• Excerpt provided:

JavaScript functions

So far, we have been using the functions that are provided by the p5 library, like setup, draw and ellipse.

We can start writing our own functions to do more complex drawings that the defaults provided.

Functions are blocks of code that can be called repeatedly.

Functions are like variables, but instead of keeping track of data they save a series of code statements.

Functions are defined with the keyword function followed by the function name and then parentheses (). After the parentheses are

function banana() {
	console.log("Hello world.");

Notice how nothing happens after we declare the function. The function is defined, but the code won't run until it is called:



A function can also be written with arguments, which are variables that are declared within the parentheses of the function.

A function is kind of like a blender. A blender always does the same thing, it blends food together, but the result is different depending on the ingredients.

Arguments are the ingredients of a function.

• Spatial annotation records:
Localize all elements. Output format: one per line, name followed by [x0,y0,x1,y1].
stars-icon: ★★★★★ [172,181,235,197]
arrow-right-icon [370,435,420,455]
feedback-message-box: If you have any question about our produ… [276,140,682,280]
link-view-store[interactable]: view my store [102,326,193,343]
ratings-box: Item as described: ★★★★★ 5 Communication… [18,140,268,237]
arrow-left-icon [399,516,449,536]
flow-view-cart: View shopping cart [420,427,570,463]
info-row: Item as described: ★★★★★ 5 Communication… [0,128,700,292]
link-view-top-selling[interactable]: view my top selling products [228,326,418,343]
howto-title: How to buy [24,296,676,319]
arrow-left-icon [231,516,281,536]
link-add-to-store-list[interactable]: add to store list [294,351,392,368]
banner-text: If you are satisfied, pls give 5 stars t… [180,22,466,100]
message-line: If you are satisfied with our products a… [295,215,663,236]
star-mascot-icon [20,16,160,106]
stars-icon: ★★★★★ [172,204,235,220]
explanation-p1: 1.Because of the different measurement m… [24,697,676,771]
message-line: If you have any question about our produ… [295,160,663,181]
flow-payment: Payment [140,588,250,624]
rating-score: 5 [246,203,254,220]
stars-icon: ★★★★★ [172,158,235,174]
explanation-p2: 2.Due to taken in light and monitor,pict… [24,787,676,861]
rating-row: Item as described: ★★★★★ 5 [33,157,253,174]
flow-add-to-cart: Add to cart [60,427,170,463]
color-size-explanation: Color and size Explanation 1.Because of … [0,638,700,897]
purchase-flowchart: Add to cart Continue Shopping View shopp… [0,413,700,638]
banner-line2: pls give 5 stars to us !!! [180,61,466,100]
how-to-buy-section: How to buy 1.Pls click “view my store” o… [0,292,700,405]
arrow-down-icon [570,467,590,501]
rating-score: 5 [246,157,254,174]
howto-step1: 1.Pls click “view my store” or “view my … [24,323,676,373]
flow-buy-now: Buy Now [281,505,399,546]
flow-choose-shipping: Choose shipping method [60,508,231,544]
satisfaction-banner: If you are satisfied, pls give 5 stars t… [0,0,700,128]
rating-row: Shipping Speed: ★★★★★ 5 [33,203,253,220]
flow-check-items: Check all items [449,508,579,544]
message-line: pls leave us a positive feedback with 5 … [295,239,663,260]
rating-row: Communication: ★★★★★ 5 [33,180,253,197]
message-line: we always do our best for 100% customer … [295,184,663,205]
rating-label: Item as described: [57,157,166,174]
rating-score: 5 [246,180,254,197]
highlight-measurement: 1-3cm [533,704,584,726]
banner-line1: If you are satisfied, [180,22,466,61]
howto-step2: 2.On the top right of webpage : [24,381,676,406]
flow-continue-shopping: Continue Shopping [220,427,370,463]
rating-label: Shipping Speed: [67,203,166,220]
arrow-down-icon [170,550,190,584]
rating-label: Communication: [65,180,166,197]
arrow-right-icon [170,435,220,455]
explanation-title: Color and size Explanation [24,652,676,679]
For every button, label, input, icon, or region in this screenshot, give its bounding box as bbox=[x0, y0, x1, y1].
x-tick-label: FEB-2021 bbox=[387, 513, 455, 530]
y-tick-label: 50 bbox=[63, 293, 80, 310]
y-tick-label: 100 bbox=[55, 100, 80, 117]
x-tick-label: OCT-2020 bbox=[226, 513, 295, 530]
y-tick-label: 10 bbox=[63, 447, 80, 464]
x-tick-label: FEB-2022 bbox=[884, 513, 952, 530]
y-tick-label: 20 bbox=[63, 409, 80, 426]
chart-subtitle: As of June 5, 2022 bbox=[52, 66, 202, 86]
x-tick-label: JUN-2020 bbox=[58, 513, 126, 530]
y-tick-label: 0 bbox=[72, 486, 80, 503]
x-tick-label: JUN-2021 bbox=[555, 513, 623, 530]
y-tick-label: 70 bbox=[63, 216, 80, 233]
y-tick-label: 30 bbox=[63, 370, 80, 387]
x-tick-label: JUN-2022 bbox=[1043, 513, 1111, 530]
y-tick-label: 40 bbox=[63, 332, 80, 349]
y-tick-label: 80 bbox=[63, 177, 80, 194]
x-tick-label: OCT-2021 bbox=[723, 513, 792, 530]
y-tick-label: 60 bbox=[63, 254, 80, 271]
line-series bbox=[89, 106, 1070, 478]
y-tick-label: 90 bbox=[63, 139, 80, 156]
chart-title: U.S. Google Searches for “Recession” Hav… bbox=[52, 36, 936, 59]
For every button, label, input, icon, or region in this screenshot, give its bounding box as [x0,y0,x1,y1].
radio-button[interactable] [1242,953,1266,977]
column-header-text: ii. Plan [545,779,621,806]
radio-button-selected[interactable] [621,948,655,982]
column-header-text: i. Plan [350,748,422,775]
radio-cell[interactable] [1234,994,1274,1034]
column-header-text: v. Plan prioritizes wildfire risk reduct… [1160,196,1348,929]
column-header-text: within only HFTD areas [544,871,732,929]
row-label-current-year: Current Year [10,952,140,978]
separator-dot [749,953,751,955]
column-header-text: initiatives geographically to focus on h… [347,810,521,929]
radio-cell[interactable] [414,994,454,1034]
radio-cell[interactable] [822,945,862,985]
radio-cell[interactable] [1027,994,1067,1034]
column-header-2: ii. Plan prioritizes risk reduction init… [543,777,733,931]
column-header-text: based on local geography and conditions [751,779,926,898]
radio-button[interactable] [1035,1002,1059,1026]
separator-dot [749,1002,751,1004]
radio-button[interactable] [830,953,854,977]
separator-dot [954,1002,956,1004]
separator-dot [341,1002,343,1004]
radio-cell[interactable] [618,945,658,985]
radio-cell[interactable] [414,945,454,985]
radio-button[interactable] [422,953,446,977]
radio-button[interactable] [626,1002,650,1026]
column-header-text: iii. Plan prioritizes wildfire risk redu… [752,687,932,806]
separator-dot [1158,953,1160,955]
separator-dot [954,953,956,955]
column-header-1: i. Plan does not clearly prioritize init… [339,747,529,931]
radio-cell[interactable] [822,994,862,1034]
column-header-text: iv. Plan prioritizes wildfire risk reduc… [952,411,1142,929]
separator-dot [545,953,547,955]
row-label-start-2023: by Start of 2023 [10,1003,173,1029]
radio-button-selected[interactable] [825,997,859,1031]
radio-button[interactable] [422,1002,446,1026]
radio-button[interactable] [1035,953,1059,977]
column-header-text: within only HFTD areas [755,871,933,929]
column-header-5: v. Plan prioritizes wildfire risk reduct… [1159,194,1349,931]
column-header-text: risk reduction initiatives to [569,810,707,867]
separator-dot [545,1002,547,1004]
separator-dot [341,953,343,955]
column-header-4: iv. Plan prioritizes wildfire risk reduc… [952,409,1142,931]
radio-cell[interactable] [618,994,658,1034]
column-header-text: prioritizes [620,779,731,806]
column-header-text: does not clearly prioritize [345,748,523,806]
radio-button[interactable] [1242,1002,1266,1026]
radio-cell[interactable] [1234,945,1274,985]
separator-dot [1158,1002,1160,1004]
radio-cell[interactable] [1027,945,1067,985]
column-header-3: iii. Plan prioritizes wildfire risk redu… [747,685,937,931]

• Given task:
Reproduce the JavaScript functions text above in full, word for word, from its heading through its final line.

• Expected answer:
JavaScript functions

So far, we have been using the functions that are provided by the p5 library, like setup, draw and ellipse.

We can start writing our own functions to do more complex drawings that the defaults provided.

Functions are blocks of code that can be called repeatedly.

Functions are like variables, but instead of keeping track of data they save a series of code statements.

Functions are defined with the keyword function followed by the function name and then parentheses (). After the parentheses are

function banana() {
	console.log("Hello world.");

Notice how nothing happens after we declare the function. The function is defined, but the code won't run until it is called:



A function can also be written with arguments, which are variables that are declared within the parentheses of the function.

A function is kind of like a blender. A blender always does the same thing, it blends food together, but the result is different depending on the ingredients.

Arguments are the ingredients of a function.